# [GIVEN EXERCISE]
Restate, word for word, all of the material shown below.

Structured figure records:
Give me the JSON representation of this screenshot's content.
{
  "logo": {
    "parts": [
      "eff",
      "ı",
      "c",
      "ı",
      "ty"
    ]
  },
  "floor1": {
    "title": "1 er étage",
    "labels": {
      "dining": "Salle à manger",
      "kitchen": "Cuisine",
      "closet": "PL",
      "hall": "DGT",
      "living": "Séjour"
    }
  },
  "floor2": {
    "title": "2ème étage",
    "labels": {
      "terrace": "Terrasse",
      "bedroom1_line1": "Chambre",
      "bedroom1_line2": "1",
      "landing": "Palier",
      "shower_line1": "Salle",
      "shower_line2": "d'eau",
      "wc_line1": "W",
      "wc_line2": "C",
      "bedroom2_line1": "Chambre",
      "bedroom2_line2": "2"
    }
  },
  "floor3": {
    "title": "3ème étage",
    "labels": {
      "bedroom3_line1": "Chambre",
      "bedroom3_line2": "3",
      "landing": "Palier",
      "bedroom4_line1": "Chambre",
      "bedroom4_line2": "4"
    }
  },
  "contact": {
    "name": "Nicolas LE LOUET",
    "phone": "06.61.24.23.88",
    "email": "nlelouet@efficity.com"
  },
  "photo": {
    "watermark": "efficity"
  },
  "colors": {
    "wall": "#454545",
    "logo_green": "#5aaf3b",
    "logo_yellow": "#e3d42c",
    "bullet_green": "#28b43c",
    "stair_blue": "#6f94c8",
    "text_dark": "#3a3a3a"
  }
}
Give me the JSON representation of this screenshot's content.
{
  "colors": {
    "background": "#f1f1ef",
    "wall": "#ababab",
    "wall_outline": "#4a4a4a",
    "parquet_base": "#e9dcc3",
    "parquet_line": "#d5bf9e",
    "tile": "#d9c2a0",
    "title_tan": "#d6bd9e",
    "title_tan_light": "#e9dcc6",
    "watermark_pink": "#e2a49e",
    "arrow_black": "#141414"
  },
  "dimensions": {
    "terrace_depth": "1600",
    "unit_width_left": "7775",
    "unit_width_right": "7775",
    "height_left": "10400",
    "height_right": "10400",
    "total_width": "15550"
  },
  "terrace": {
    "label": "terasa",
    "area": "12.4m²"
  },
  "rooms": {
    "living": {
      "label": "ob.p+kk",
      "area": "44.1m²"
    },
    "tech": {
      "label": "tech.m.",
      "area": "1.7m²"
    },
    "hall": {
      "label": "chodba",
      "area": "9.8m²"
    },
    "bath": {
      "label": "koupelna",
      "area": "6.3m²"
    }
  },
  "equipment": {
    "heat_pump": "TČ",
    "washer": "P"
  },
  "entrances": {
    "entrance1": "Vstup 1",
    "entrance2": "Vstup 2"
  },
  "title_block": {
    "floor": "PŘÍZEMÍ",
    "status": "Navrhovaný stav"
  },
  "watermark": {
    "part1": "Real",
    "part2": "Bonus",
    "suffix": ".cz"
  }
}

# [THE COMPLETED TASK]
Give me the JSON representation of this screenshot's content.
{
  "logo": {
    "parts": [
      "eff",
      "ı",
      "c",
      "ı",
      "ty"
    ]
  },
  "floor1": {
    "title": "1 er étage",
    "labels": {
      "dining": "Salle à manger",
      "kitchen": "Cuisine",
      "closet": "PL",
      "hall": "DGT",
      "living": "Séjour"
    }
  },
  "floor2": {
    "title": "2ème étage",
    "labels": {
      "terrace": "Terrasse",
      "bedroom1_line1": "Chambre",
      "bedroom1_line2": "1",
      "landing": "Palier",
      "shower_line1": "Salle",
      "shower_line2": "d'eau",
      "wc_line1": "W",
      "wc_line2": "C",
      "bedroom2_line1": "Chambre",
      "bedroom2_line2": "2"
    }
  },
  "floor3": {
    "title": "3ème étage",
    "labels": {
      "bedroom3_line1": "Chambre",
      "bedroom3_line2": "3",
      "landing": "Palier",
      "bedroom4_line1": "Chambre",
      "bedroom4_line2": "4"
    }
  },
  "contact": {
    "name": "Nicolas LE LOUET",
    "phone": "06.61.24.23.88",
    "email": "nlelouet@efficity.com"
  },
  "photo": {
    "watermark": "efficity"
  },
  "colors": {
    "wall": "#454545",
    "logo_green": "#5aaf3b",
    "logo_yellow": "#e3d42c",
    "bullet_green": "#28b43c",
    "stair_blue": "#6f94c8",
    "text_dark": "#3a3a3a"
  }
}
Give me the JSON representation of this screenshot's content.
{
  "colors": {
    "background": "#f1f1ef",
    "wall": "#ababab",
    "wall_outline": "#4a4a4a",
    "parquet_base": "#e9dcc3",
    "parquet_line": "#d5bf9e",
    "tile": "#d9c2a0",
    "title_tan": "#d6bd9e",
    "title_tan_light": "#e9dcc6",
    "watermark_pink": "#e2a49e",
    "arrow_black": "#141414"
  },
  "dimensions": {
    "terrace_depth": "1600",
    "unit_width_left": "7775",
    "unit_width_right": "7775",
    "height_left": "10400",
    "height_right": "10400",
    "total_width": "15550"
  },
  "terrace": {
    "label": "terasa",
    "area": "12.4m²"
  },
  "rooms": {
    "living": {
      "label": "ob.p+kk",
      "area": "44.1m²"
    },
    "tech": {
      "label": "tech.m.",
      "area": "1.7m²"
    },
    "hall": {
      "label": "chodba",
      "area": "9.8m²"
    },
    "bath": {
      "label": "koupelna",
      "area": "6.3m²"
    }
  },
  "equipment": {
    "heat_pump": "TČ",
    "washer": "P"
  },
  "entrances": {
    "entrance1": "Vstup 1",
    "entrance2": "Vstup 2"
  },
  "title_block": {
    "floor": "PŘÍZEMÍ",
    "status": "Navrhovaný stav"
  },
  "watermark": {
    "part1": "Real",
    "part2": "Bonus",
    "suffix": ".cz"
  }
}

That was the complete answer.